'''
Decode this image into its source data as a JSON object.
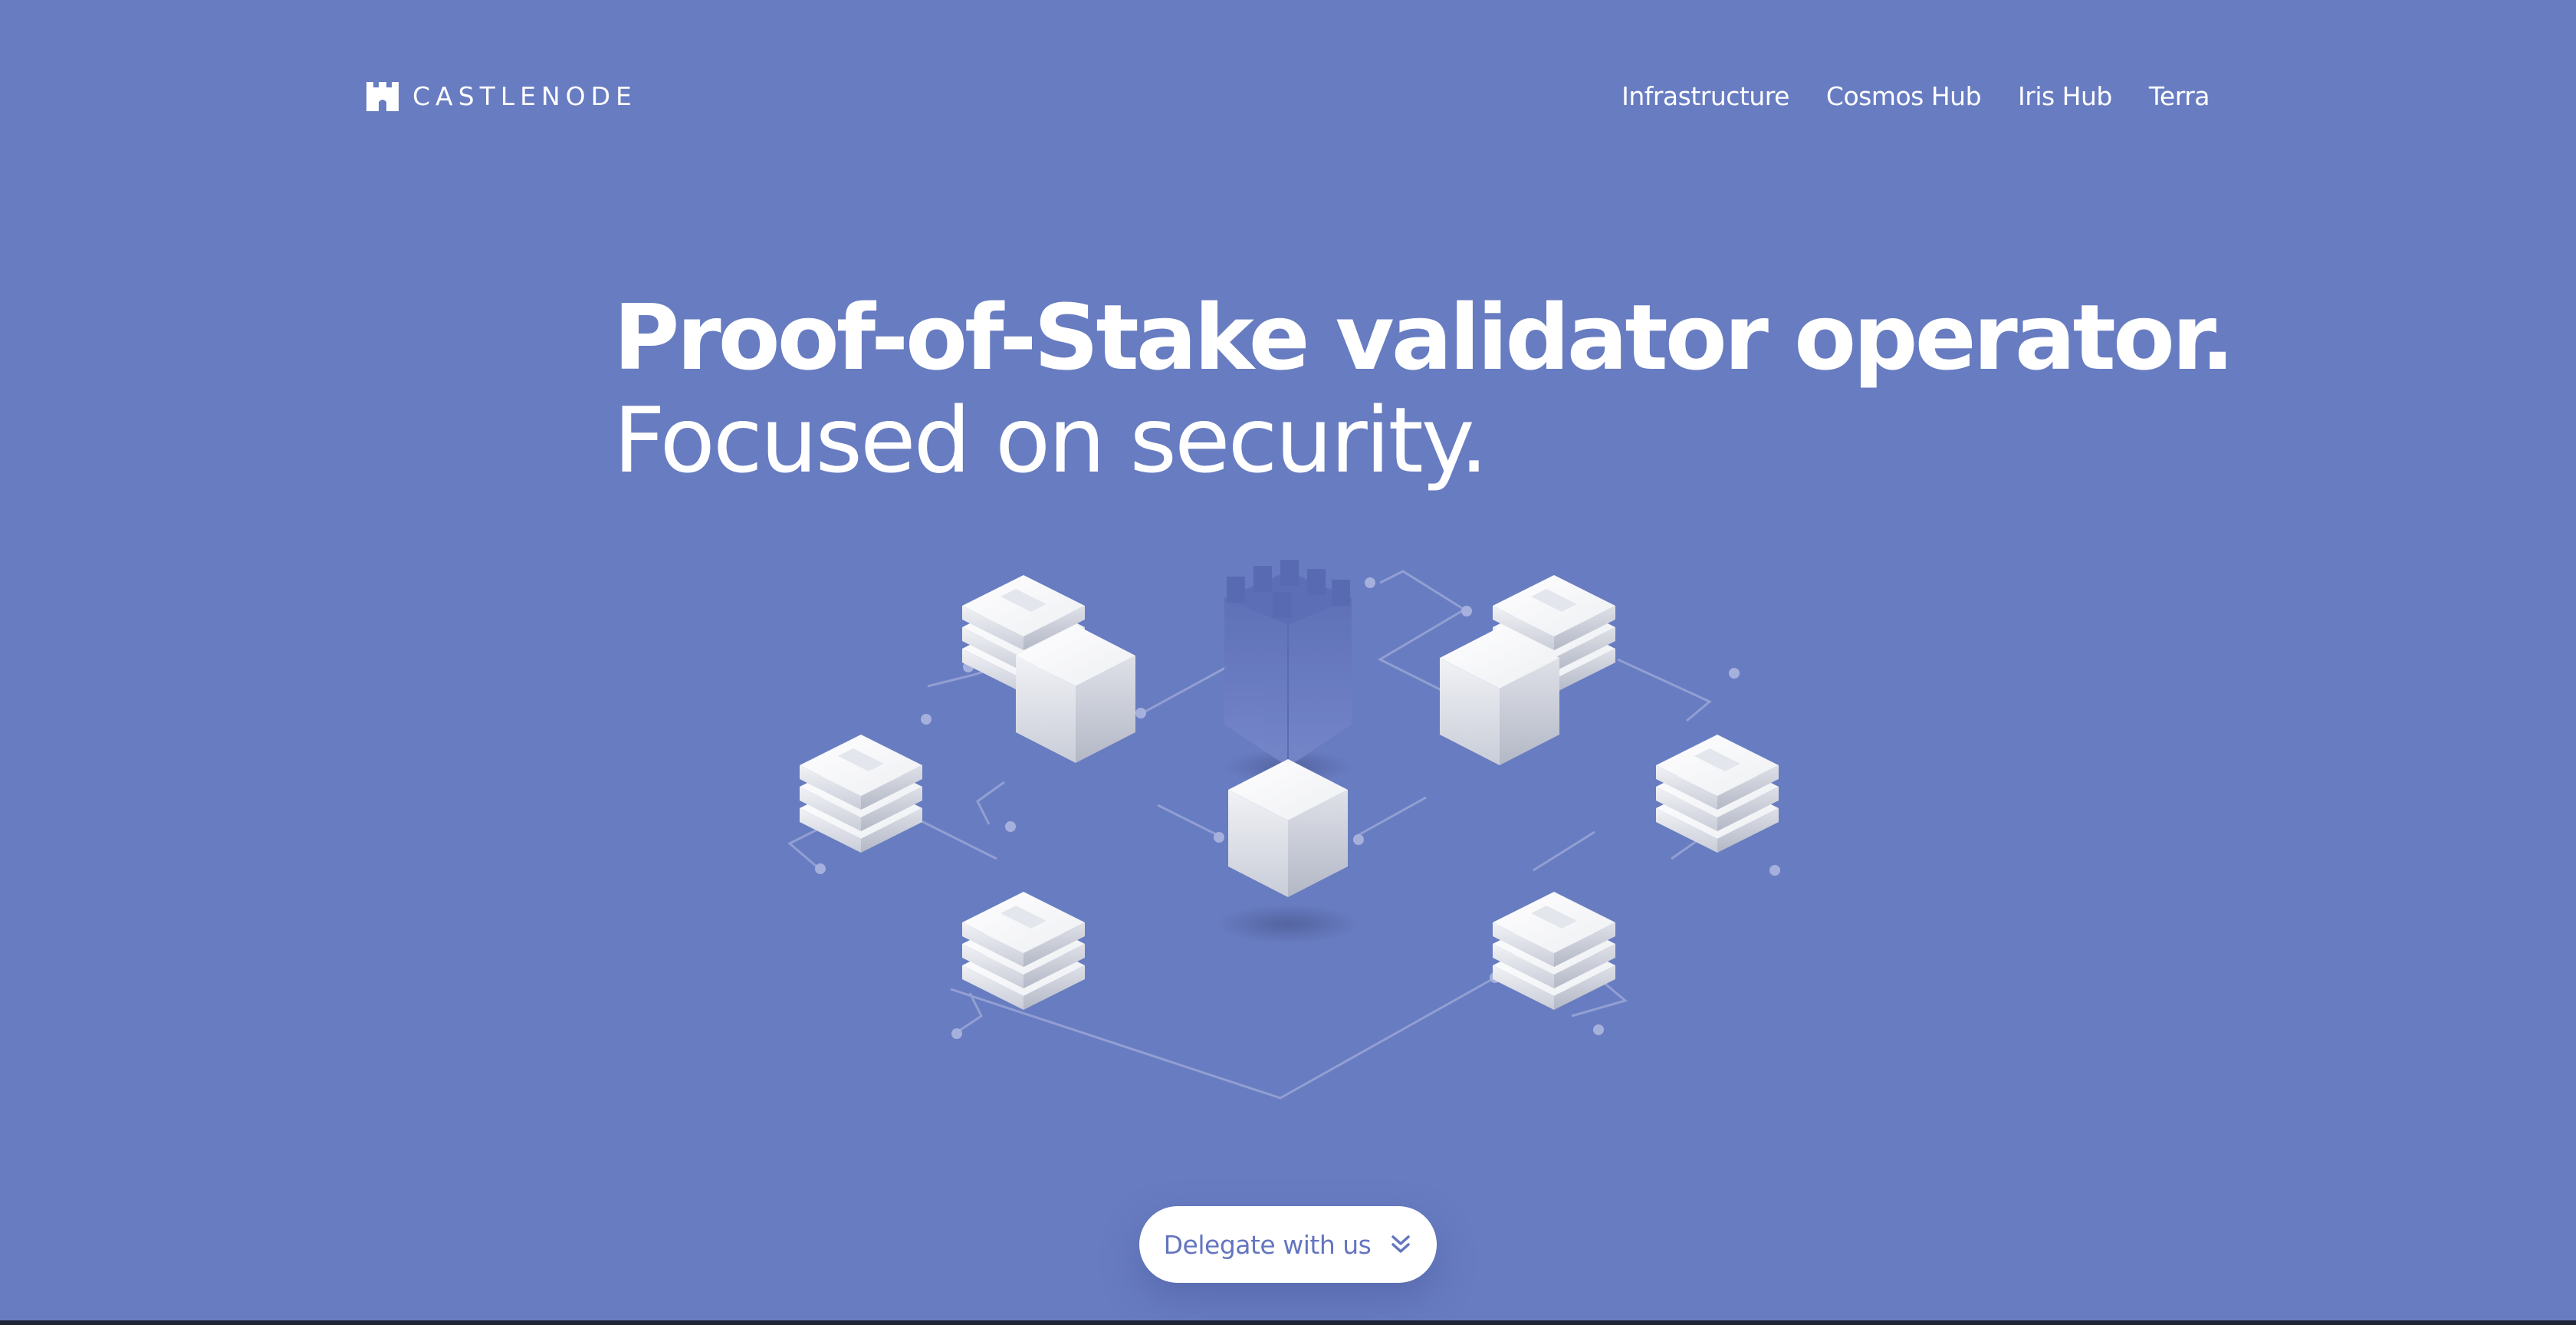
{
  "header": {
    "brand": {
      "name": "CASTLENODE",
      "icon": "castle-icon"
    },
    "nav": [
      {
        "label": "Infrastructure"
      },
      {
        "label": "Cosmos Hub"
      },
      {
        "label": "Iris Hub"
      },
      {
        "label": "Terra"
      }
    ]
  },
  "hero": {
    "title_line1": "Proof-of-Stake validator operator.",
    "title_line2": "Focused on security.",
    "illustration": "isometric-network-illustration"
  },
  "cta": {
    "label": "Delegate with us",
    "icon": "double-chevron-down-icon"
  },
  "colors": {
    "background": "#687cc1",
    "text": "#ffffff",
    "button_bg": "#ffffff",
    "button_text": "#6475c0"
  }
}
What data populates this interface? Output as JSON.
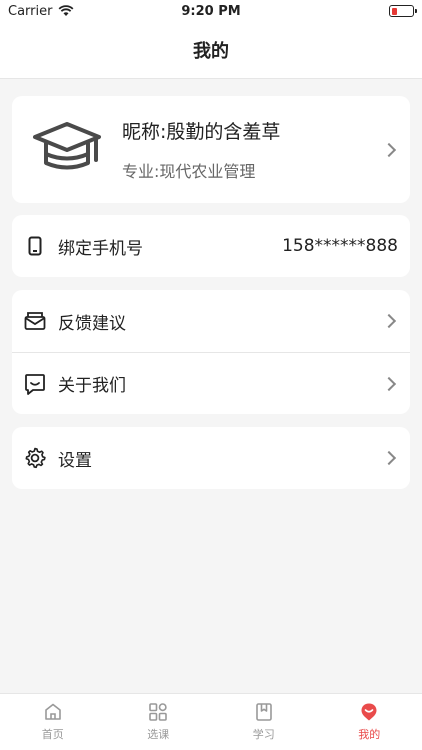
{
  "status": {
    "carrier": "Carrier",
    "time": "9:20 PM"
  },
  "header": {
    "title": "我的"
  },
  "profile": {
    "nickname": "昵称:殷勤的含羞草",
    "major": "专业:现代农业管理"
  },
  "phone": {
    "label": "绑定手机号",
    "value": "158******888"
  },
  "menu": [
    {
      "label": "反馈建议",
      "icon": "mail-icon"
    },
    {
      "label": "关于我们",
      "icon": "chat-icon"
    }
  ],
  "settings": {
    "label": "设置",
    "icon": "gear-icon"
  },
  "tabs": [
    {
      "label": "首页",
      "icon": "home-icon"
    },
    {
      "label": "选课",
      "icon": "grid-icon"
    },
    {
      "label": "学习",
      "icon": "book-icon"
    },
    {
      "label": "我的",
      "icon": "profile-icon",
      "active": true
    }
  ],
  "colors": {
    "accent": "#e94b4b",
    "background": "#f5f5f5"
  }
}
'''
Given task - Gather each line from the entries above that includes the word "data".

Result -
Decode this image into its source data as a JSON object.
What data populates this interface? Output as JSON.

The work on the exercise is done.